> _To be done_
Return each entry exactly, with none missing.

──────── Supplied information ────────

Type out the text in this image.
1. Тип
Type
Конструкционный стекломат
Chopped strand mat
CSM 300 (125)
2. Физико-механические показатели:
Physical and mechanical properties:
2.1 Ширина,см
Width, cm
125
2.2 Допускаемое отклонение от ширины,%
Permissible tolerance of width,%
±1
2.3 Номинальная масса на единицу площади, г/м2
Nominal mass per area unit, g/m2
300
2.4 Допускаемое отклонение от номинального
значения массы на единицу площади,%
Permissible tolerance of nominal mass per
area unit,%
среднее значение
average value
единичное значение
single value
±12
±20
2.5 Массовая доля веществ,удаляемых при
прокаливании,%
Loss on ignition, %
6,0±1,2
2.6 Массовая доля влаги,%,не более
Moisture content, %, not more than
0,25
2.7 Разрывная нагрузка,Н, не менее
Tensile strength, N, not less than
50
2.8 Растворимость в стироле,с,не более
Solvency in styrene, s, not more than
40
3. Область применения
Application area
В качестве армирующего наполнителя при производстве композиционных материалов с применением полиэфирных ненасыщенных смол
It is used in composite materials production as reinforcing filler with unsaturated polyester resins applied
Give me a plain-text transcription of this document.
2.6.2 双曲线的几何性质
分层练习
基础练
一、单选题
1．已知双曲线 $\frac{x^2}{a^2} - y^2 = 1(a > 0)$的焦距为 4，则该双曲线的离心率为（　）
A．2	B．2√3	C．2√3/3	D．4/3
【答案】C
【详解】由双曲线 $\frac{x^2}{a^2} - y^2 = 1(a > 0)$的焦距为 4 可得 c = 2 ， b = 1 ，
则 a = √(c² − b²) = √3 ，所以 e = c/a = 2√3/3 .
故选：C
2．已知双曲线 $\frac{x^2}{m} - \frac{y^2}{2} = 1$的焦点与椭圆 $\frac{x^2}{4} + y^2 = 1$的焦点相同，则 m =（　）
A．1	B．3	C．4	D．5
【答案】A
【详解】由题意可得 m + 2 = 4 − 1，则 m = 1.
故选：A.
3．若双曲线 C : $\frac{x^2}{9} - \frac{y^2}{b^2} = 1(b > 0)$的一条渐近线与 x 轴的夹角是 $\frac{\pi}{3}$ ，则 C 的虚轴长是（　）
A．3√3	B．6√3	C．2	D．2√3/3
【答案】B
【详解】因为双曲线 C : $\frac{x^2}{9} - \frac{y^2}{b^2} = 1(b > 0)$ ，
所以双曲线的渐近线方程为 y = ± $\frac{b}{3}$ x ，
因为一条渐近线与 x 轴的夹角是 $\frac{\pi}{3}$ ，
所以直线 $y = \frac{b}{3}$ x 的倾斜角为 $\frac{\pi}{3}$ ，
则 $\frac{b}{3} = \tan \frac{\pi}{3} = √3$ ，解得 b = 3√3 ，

────────

> _Task result_
Type out the text in this image.
1. Тип
Type
Конструкционный стекломат
Chopped strand mat
CSM 300 (125)
2. Физико-механические показатели:
Physical and mechanical properties:
2.1 Ширина,см
Width, cm
125
2.2 Допускаемое отклонение от ширины,%
Permissible tolerance of width,%
±1
2.3 Номинальная масса на единицу площади, г/м2
Nominal mass per area unit, g/m2
300
2.4 Допускаемое отклонение от номинального
значения массы на единицу площади,%
Permissible tolerance of nominal mass per
area unit,%
среднее значение
average value
единичное значение
single value
±12
±20
2.5 Массовая доля веществ,удаляемых при
прокаливании,%
Loss on ignition, %
6,0±1,2
2.6 Массовая доля влаги,%,не более
Moisture content, %, not more than
0,25
2.7 Разрывная нагрузка,Н, не менее
Tensile strength, N, not less than
50
2.8 Растворимость в стироле,с,не более
Solvency in styrene, s, not more than
40
3. Область применения
Application area
В качестве армирующего наполнителя при производстве композиционных материалов с применением полиэфирных ненасыщенных смол
It is used in composite materials production as reinforcing filler with unsaturated polyester resins applied
Give me a plain-text transcription of this document.
2.6.2 双曲线的几何性质
分层练习
基础练
一、单选题
1．已知双曲线 $\frac{x^2}{a^2} - y^2 = 1(a > 0)$的焦距为 4，则该双曲线的离心率为（　）
A．2	B．2√3	C．2√3/3	D．4/3
【答案】C
【详解】由双曲线 $\frac{x^2}{a^2} - y^2 = 1(a > 0)$的焦距为 4 可得 c = 2 ， b = 1 ，
则 a = √(c² − b²) = √3 ，所以 e = c/a = 2√3/3 .
故选：C
2．已知双曲线 $\frac{x^2}{m} - \frac{y^2}{2} = 1$的焦点与椭圆 $\frac{x^2}{4} + y^2 = 1$的焦点相同，则 m =（　）
A．1	B．3	C．4	D．5
【答案】A
【详解】由题意可得 m + 2 = 4 − 1，则 m = 1.
故选：A.
3．若双曲线 C : $\frac{x^2}{9} - \frac{y^2}{b^2} = 1(b > 0)$的一条渐近线与 x 轴的夹角是 $\frac{\pi}{3}$ ，则 C 的虚轴长是（　）
A．3√3	B．6√3	C．2	D．2√3/3
【答案】B
【详解】因为双曲线 C : $\frac{x^2}{9} - \frac{y^2}{b^2} = 1(b > 0)$ ，
所以双曲线的渐近线方程为 y = ± $\frac{b}{3}$ x ，
因为一条渐近线与 x 轴的夹角是 $\frac{\pi}{3}$ ，
所以直线 $y = \frac{b}{3}$ x 的倾斜角为 $\frac{\pi}{3}$ ，
则 $\frac{b}{3} = \tan \frac{\pi}{3} = √3$ ，解得 b = 3√3 ，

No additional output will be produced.